=== What the task asks ===
Your answer must consist solely of the number of lines that contain the word "Mngoma".

=== Task data ===
*-*-*
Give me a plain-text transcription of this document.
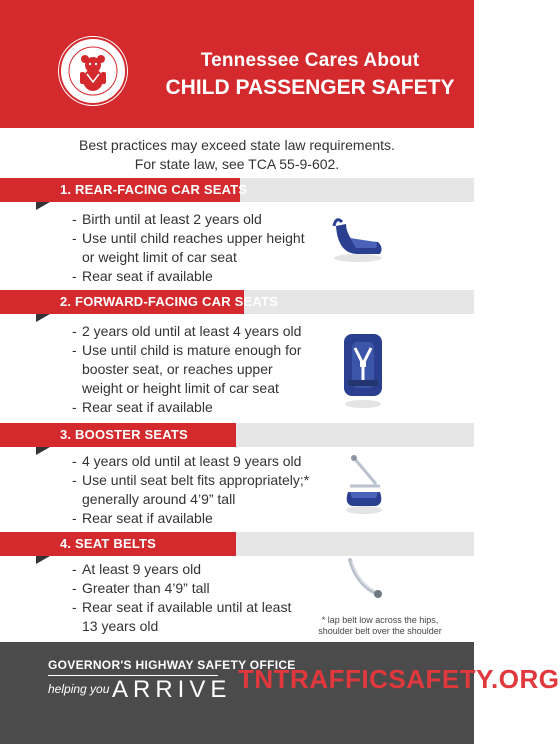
Tennessee Cares About
CHILD PASSENGER SAFETY
Best practices may exceed state law requirements.
For state law, see TCA 55-9-602.
1. REAR-FACING CAR SEATS
- Birth until at least 2 years old
- Use until child reaches upper height
or weight limit of car seat
- Rear seat if available
2. FORWARD-FACING CAR SEATS
- 2 years old until at least 4 years old
- Use until child is mature enough for
booster seat, or reaches upper
weight or height limit of car seat
- Rear seat if available
3. BOOSTER SEATS
- 4 years old until at least 9 years old
- Use until seat belt fits appropriately;*
generally around 4’9” tall
- Rear seat if available
4. SEAT BELTS
- At least 9 years old
- Greater than 4’9” tall
- Rear seat if available until at least
13 years old	* lap belt low across the hips,
shoulder belt over the shoulder
GOVERNOR'S HIGHWAY SAFETY OFFICE
helping you ARRIVE TNTRAFFICSAFETY.ORG
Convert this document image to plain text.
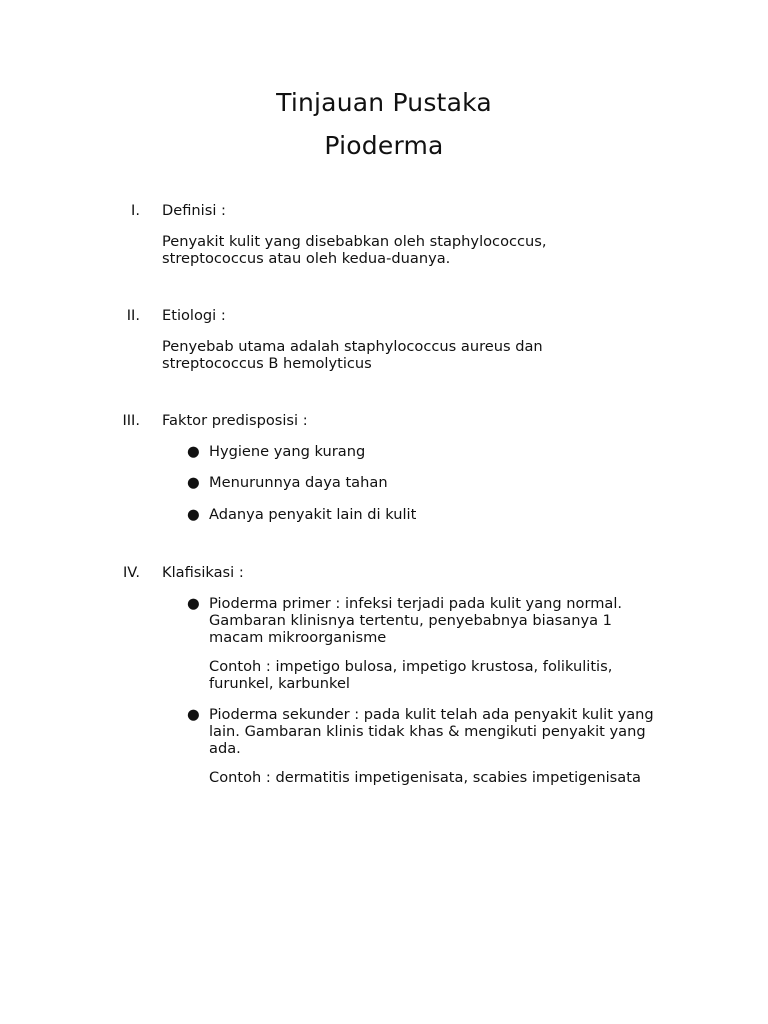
Tinjauan Pustaka
Pioderma
I. Definisi :

Penyakit kulit yang disebabkan oleh staphylococcus, streptococcus atau oleh kedua-duanya.

II. Etiologi :

Penyebab utama adalah staphylococcus aureus dan streptococcus B hemolyticus

III. Faktor predisposisi :
● Hygiene yang kurang

● Menurunnya daya tahan

● Adanya penyakit lain di kulit

IV. Klafisikasi :
● Pioderma primer : infeksi terjadi pada kulit yang normal. Gambaran klinisnya tertentu, penyebabnya biasanya 1 macam mikroorganisme

Contoh : impetigo bulosa, impetigo krustosa, folikulitis, furunkel, karbunkel

● Pioderma sekunder : pada kulit telah ada penyakit kulit yang lain. Gambaran klinis tidak khas & mengikuti penyakit yang ada.

Contoh : dermatitis impetigenisata, scabies impetigenisata
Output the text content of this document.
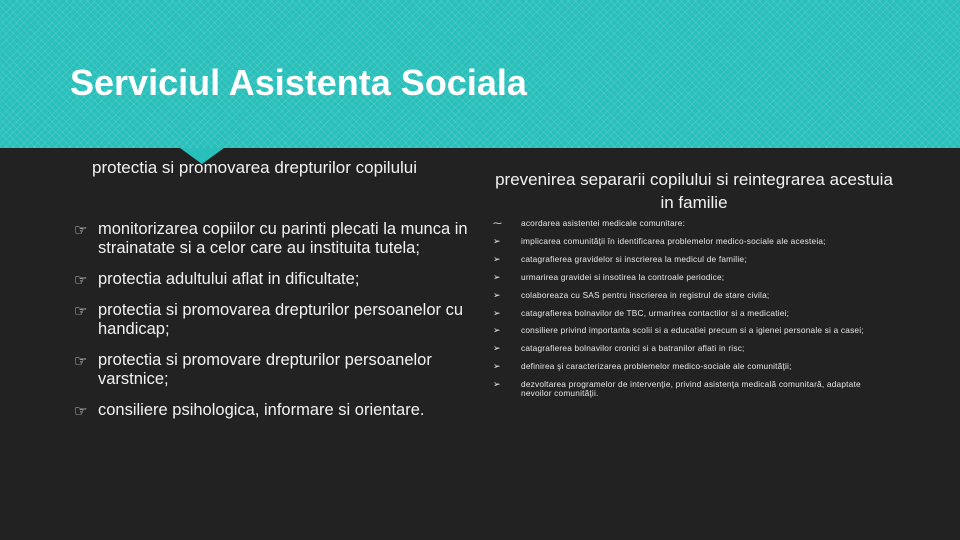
Serviciul Asistenta Sociala
protectia si promovarea drepturilor copilului
☞ monitorizarea copiilor cu parinti plecati la munca in strainatate si a celor care au instituita tutela;
☞ protectia adultului aflat in dificultate;
☞ protectia si promovarea drepturilor persoanelor cu handicap;
☞ protectia si promovare drepturilor persoanelor varstnice;
☞ consiliere psihologica, informare si orientare.
prevenirea separarii copilului si reintegrarea acestuia in familie
⁓ acordarea asistentei medicale comunitare:
➢ implicarea comunităţii în identificarea problemelor medico-sociale ale acesteia;
➢ catagrafierea gravidelor si inscrierea la medicul de familie;
➢ urmarirea gravidei si insotirea la controale periodice;
➢ colaboreaza cu SAS pentru inscrierea in registrul de stare civila;
➢ catagrafierea bolnavilor de TBC, urmarirea contactilor si a medicatiei;
➢ consiliere privind importanta scolii si a educatiei precum si a igienei personale si a casei;
➢ catagrafierea bolnavilor cronici si a batranilor aflati in risc;
➢ definirea şi caracterizarea problemelor medico-sociale ale comunităţii;
➢ dezvoltarea programelor de intervenţie, privind asistenţa medicală comunitară, adaptate nevoilor comunităţii.
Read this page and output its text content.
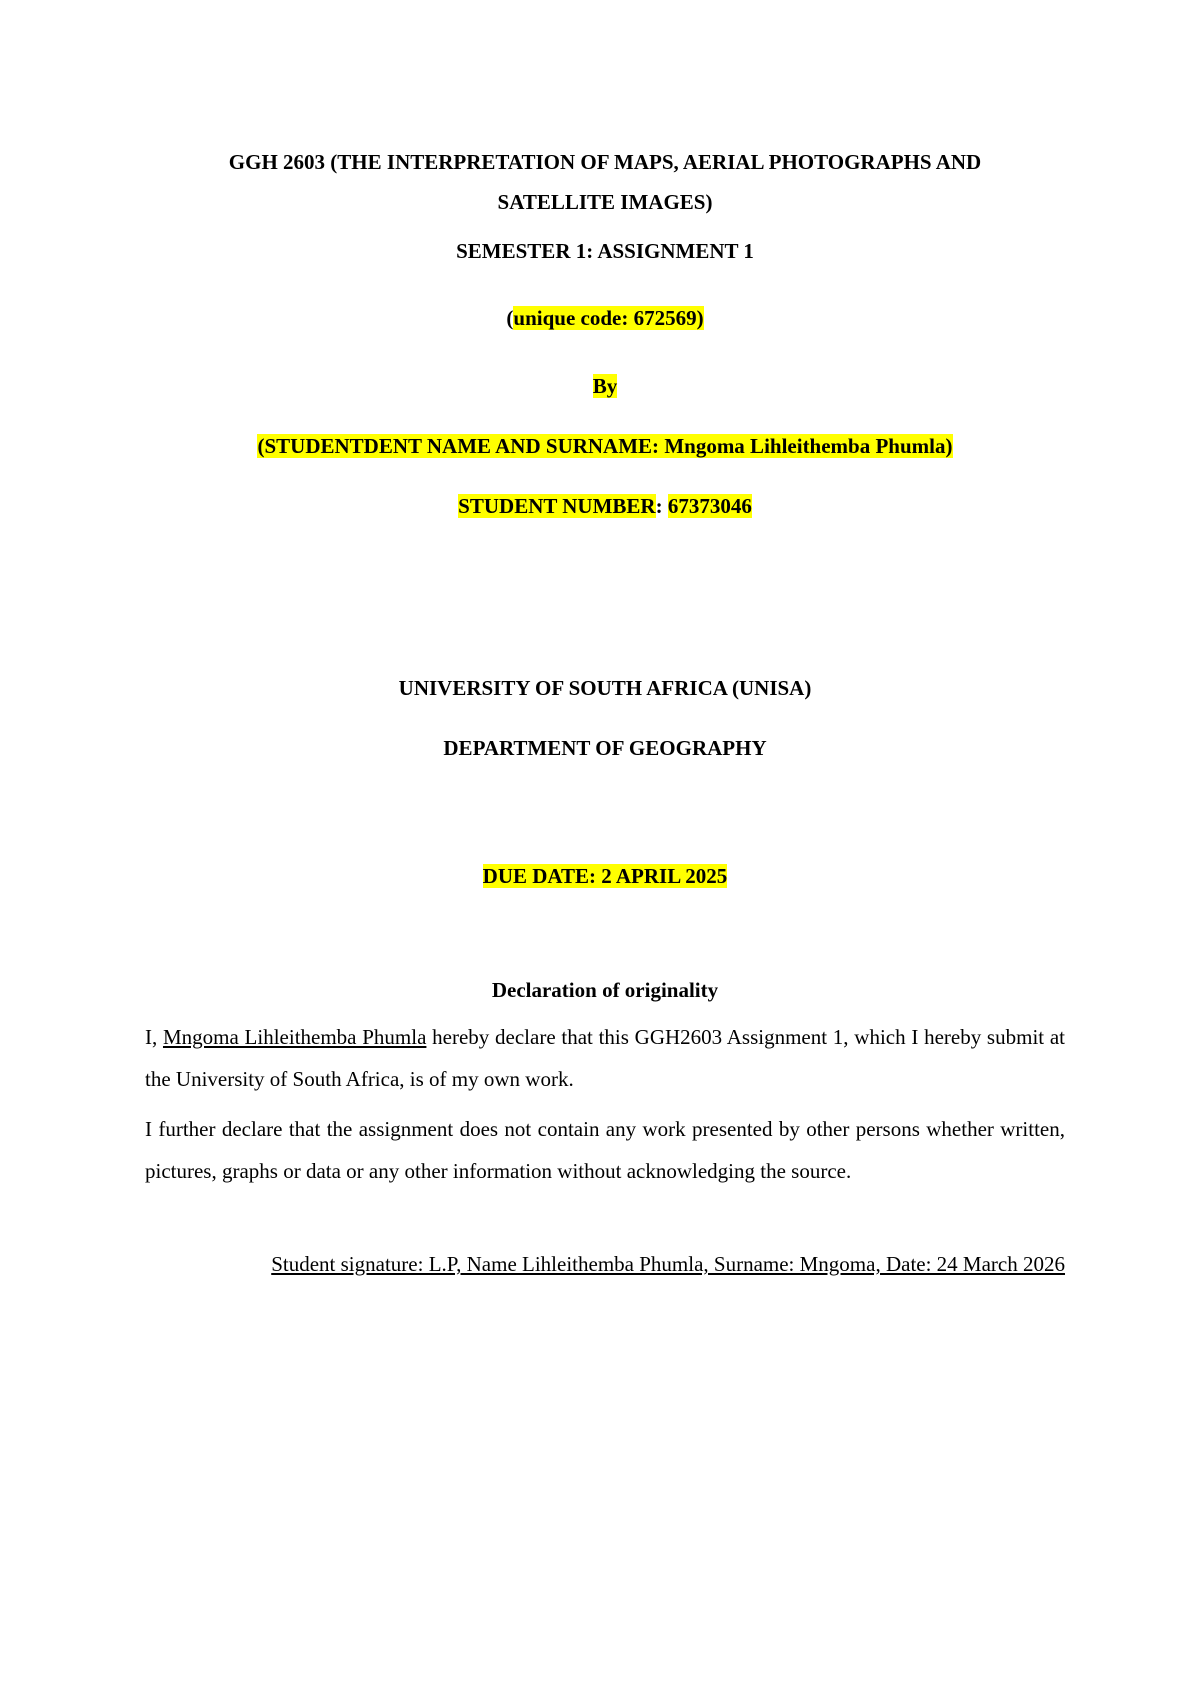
GGH 2603 (THE INTERPRETATION OF MAPS, AERIAL PHOTOGRAPHS AND
SATELLITE IMAGES)
SEMESTER 1: ASSIGNMENT 1
(unique code: 672569)
By
(STUDENTDENT NAME AND SURNAME: Mngoma Lihleithemba Phumla)
STUDENT NUMBER: 67373046
UNIVERSITY OF SOUTH AFRICA (UNISA)
DEPARTMENT OF GEOGRAPHY
DUE DATE: 2 APRIL 2025
Declaration of originality
I, Mngoma Lihleithemba Phumla hereby declare that this GGH2603 Assignment 1, which I hereby submit at the University of South Africa, is of my own work.
I further declare that the assignment does not contain any work presented by other persons whether written, pictures, graphs or data or any other information without acknowledging the source.
Student signature: L.P, Name Lihleithemba Phumla, Surname: Mngoma, Date: 24 March 2026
*-*-*
=== Task answer ===
3